WHAT TO DO =>
Copy out each line featuring the string "values" from the entries beneath.

MATERIAL PROVIDED =>
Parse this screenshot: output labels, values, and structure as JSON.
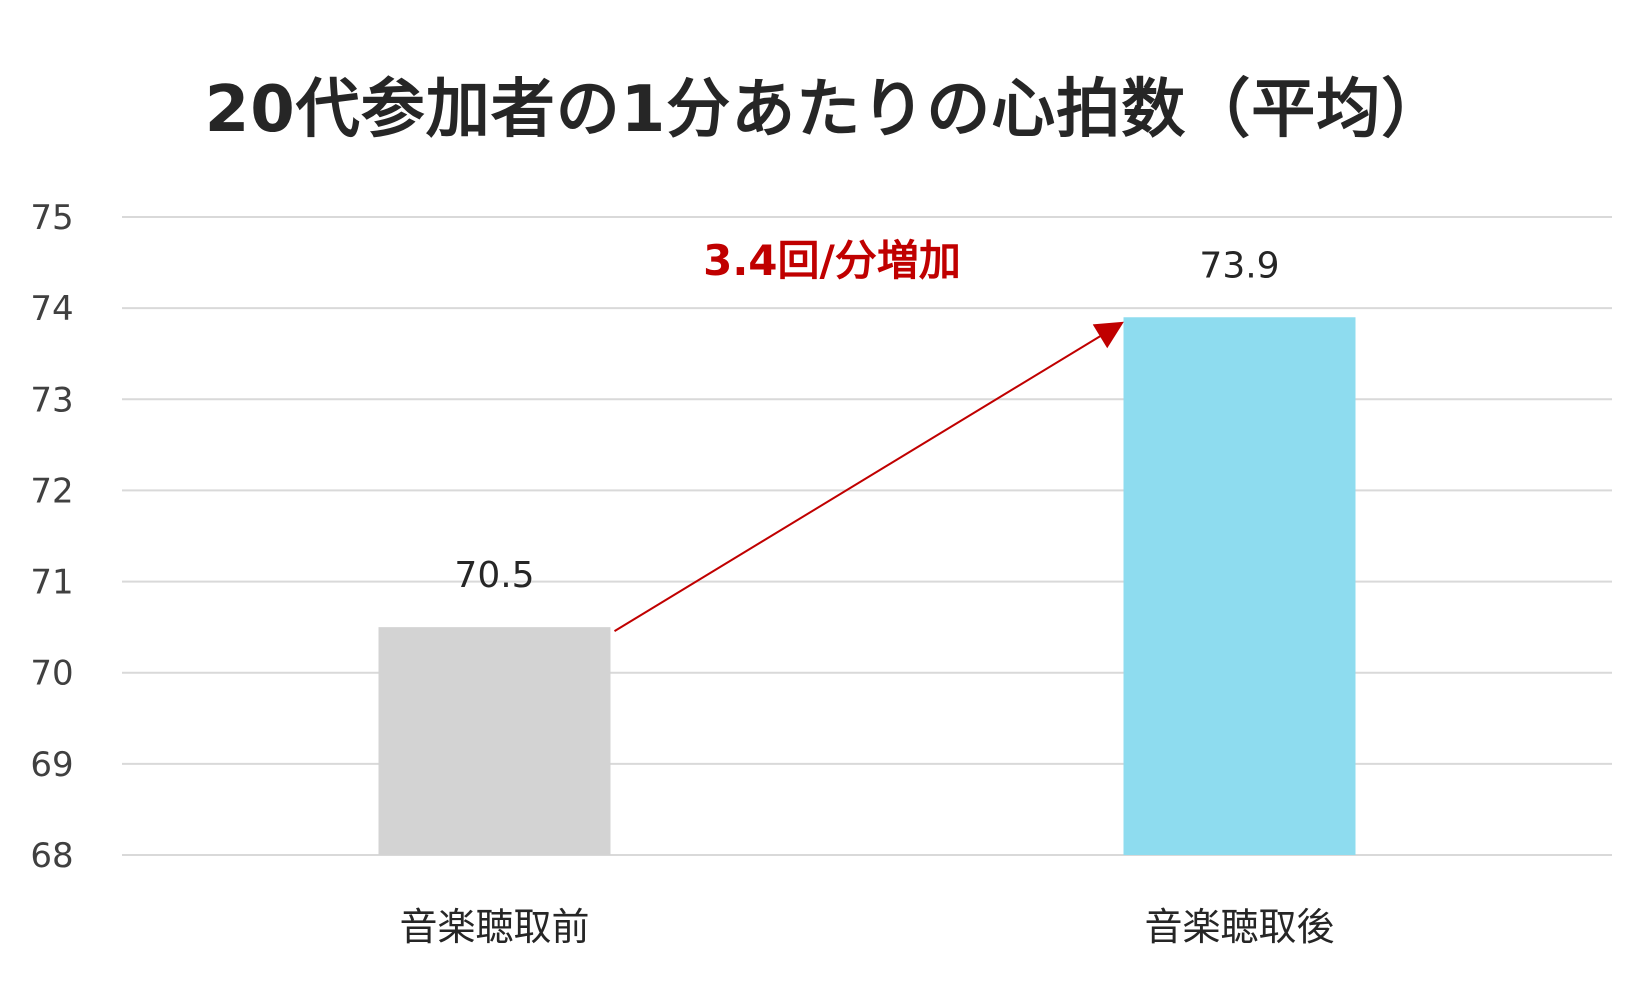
{
  "chart_data": {
    "type": "bar",
    "title": "20代参加者の1分あたりの心拍数（平均）",
    "xlabel": "",
    "ylabel": "",
    "categories": [
      "音楽聴取前",
      "音楽聴取後"
    ],
    "values": [
      70.5,
      73.9
    ],
    "data_labels": [
      "70.5",
      "73.9"
    ],
    "bar_colors": [
      "#D3D3D3",
      "#8EDCEF"
    ],
    "ylim": [
      68,
      75
    ],
    "yticks": [
      68,
      69,
      70,
      71,
      72,
      73,
      74,
      75
    ],
    "ytick_labels": [
      "68",
      "69",
      "70",
      "71",
      "72",
      "73",
      "74",
      "75"
    ],
    "grid": true,
    "legend": "none",
    "annotation": {
      "text": "3.4回/分増加",
      "color": "#C00000",
      "arrow_from_category": "音楽聴取前",
      "arrow_to_category": "音楽聴取後"
    }
  }
}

RESPONSE TO THE TASK =>
Parse this screenshot: output labels, values, and structure as JSON.
    "values": [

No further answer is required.